**Exercise task**
Locate the word "JSON" in the material, then show every line that holds it.
# start of Provided material
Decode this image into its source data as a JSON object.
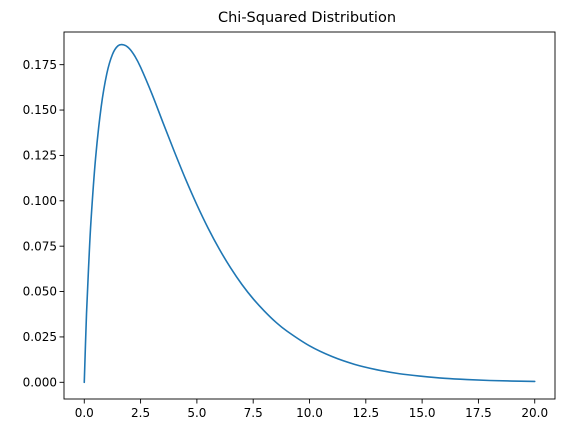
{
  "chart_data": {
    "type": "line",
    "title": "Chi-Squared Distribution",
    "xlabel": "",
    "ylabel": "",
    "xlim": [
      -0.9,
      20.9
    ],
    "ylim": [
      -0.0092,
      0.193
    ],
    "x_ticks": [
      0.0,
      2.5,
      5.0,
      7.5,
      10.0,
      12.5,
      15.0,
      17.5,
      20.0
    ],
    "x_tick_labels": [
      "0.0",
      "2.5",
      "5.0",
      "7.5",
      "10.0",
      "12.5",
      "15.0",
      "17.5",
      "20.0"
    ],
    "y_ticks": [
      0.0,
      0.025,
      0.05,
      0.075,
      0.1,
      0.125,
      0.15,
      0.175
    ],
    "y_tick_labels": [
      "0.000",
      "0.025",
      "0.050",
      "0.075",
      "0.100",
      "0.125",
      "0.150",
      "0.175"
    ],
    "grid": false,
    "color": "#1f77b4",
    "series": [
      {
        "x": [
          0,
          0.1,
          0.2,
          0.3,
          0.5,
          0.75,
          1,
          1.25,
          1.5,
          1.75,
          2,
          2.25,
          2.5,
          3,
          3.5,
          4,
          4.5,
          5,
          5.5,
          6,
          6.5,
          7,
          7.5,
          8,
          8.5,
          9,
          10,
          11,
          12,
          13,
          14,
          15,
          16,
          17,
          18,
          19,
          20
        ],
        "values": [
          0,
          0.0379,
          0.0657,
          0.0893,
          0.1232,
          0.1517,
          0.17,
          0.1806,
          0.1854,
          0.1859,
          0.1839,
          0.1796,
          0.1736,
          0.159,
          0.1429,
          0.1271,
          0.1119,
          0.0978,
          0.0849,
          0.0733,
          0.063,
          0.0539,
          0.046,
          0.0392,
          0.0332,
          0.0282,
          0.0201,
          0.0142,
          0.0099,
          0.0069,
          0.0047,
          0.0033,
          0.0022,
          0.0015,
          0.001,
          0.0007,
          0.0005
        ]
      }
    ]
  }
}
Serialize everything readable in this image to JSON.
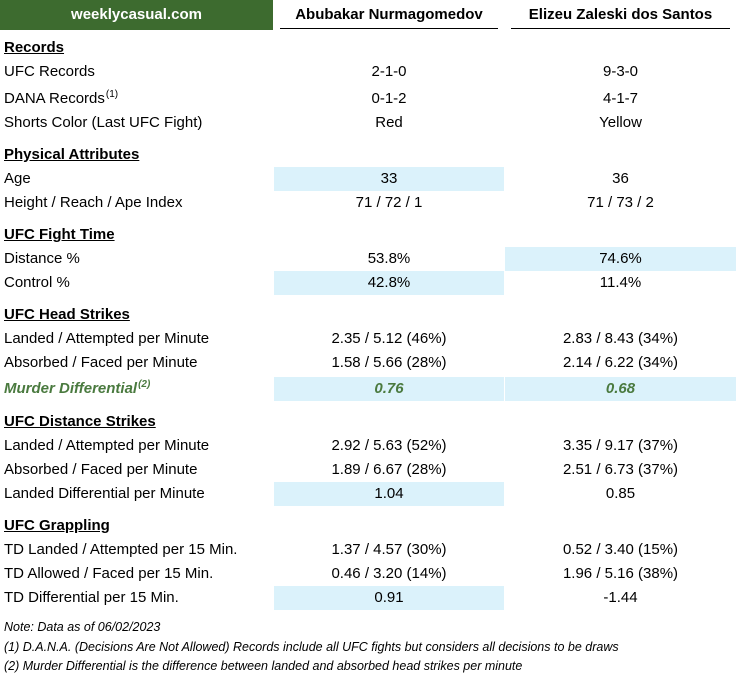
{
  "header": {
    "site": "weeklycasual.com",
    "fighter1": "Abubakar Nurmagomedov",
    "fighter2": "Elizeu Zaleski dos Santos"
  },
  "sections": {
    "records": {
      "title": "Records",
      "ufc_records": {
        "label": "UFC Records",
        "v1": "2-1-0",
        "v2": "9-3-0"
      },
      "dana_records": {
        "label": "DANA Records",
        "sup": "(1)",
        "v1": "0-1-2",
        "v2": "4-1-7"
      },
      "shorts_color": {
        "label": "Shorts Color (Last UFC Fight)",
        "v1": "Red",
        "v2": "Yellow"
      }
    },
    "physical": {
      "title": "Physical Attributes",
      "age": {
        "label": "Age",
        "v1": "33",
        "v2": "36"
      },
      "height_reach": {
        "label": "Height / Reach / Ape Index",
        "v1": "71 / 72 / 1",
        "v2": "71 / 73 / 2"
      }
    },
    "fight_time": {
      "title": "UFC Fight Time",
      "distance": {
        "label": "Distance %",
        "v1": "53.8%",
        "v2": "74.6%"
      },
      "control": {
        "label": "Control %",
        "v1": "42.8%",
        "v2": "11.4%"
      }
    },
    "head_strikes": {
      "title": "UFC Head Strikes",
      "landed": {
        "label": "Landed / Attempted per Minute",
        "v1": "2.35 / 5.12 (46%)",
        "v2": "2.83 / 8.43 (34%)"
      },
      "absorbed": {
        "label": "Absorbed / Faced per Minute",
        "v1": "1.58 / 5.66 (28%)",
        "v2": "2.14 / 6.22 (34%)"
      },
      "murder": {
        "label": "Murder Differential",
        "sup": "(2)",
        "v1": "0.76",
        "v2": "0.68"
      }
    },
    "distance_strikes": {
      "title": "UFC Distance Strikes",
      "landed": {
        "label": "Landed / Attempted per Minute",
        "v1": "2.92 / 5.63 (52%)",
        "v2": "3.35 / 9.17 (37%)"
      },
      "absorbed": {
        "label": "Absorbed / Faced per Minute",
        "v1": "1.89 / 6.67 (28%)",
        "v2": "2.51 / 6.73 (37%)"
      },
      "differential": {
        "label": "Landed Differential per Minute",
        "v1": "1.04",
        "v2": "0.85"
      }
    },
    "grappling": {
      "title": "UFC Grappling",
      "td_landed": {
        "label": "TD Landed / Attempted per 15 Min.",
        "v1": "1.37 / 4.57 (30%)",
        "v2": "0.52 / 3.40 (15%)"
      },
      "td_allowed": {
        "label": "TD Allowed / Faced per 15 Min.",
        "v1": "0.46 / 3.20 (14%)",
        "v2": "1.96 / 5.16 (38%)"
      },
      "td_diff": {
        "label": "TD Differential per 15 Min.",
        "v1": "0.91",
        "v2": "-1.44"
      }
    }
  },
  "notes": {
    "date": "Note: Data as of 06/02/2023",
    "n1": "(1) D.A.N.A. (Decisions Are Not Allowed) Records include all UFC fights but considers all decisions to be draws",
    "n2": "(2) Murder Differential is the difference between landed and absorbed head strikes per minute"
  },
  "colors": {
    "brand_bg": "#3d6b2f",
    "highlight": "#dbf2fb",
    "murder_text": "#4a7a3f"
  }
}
# end of Provided material
**Correct output**
Decode this image into its source data as a JSON object.
Serialize everything readable in this image to JSON.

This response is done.